What is needed. Pick out each line of the records that includes the string "naszej", and copy it.

Records for processing.
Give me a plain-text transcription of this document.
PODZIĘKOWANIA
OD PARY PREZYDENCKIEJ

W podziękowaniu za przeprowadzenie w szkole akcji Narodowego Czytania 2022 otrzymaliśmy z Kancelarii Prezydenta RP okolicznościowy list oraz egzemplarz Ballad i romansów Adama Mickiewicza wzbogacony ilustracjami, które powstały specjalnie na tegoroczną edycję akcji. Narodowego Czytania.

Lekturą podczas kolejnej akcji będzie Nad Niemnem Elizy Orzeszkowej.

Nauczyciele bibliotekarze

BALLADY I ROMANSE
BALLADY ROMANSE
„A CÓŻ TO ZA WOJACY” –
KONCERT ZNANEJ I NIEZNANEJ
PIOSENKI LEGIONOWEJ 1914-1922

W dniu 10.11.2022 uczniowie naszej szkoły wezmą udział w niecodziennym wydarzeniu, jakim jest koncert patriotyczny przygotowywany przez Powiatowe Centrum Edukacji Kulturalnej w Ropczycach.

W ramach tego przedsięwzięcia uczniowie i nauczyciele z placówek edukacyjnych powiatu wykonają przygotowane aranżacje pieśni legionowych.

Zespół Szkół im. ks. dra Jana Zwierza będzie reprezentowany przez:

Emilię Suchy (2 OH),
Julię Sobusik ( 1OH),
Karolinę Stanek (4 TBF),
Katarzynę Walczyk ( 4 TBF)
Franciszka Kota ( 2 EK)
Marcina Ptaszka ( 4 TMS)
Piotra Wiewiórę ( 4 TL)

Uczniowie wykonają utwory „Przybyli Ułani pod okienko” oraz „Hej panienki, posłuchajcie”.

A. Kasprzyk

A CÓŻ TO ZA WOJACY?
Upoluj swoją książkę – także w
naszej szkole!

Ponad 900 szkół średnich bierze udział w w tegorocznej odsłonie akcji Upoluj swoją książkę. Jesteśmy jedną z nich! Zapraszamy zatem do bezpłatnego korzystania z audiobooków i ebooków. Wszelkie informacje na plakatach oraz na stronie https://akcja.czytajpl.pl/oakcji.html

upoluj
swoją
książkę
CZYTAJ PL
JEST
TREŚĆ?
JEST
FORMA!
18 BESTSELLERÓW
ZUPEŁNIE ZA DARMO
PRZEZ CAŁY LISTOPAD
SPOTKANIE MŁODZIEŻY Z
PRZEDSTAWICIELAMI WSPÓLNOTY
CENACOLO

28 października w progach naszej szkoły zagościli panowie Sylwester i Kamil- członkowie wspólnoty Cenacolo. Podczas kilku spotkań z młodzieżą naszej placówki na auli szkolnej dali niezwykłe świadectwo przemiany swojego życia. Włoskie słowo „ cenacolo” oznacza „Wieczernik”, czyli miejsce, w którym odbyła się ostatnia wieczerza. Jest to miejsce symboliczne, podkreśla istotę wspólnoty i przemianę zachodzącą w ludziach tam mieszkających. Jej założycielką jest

---

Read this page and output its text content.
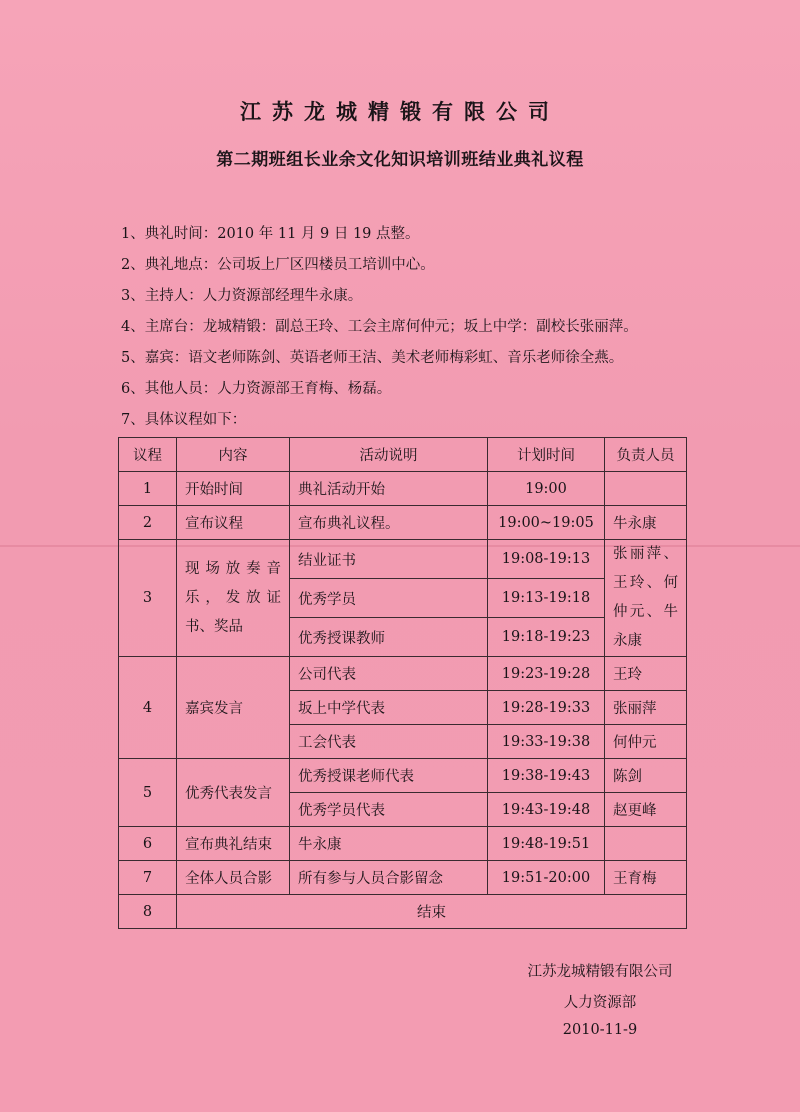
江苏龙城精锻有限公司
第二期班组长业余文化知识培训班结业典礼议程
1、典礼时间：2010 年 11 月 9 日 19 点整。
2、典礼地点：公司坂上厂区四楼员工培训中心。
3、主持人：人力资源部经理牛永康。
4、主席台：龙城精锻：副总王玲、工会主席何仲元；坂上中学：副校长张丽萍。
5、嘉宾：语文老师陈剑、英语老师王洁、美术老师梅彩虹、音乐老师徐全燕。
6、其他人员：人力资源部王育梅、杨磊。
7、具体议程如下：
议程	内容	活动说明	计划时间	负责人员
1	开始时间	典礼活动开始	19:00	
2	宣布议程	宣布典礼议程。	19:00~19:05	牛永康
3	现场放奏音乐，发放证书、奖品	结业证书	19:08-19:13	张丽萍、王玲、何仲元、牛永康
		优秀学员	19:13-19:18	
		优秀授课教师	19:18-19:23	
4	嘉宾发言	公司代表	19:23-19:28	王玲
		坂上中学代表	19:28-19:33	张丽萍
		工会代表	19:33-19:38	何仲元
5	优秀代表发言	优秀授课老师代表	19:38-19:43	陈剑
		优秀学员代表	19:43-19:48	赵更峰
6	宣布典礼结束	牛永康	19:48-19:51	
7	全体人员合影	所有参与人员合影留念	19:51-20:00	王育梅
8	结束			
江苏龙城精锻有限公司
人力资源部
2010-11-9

The completed task.
W dniu 10.11.2022 uczniowie naszej szkoły wezmą udział w niecodziennym wydarzeniu, jakim jest koncert patriotyczny przygotowywany przez Powiatowe Centrum Edukacji Kulturalnej w Ropczycach.
naszej szkole!
28 października w progach naszej szkoły zagościli panowie Sylwester i Kamil- członkowie wspólnoty Cenacolo. Podczas kilku spotkań z młodzieżą naszej placówki na auli szkolnej dali niezwykłe świadectwo przemiany swojego życia. Włoskie słowo „ cenacolo” oznacza „Wieczernik”, czyli miejsce, w którym odbyła się ostatnia wieczerza. Jest to miejsce symboliczne, podkreśla istotę wspólnoty i przemianę zachodzącą w ludziach tam mieszkających. Jej założycielką jest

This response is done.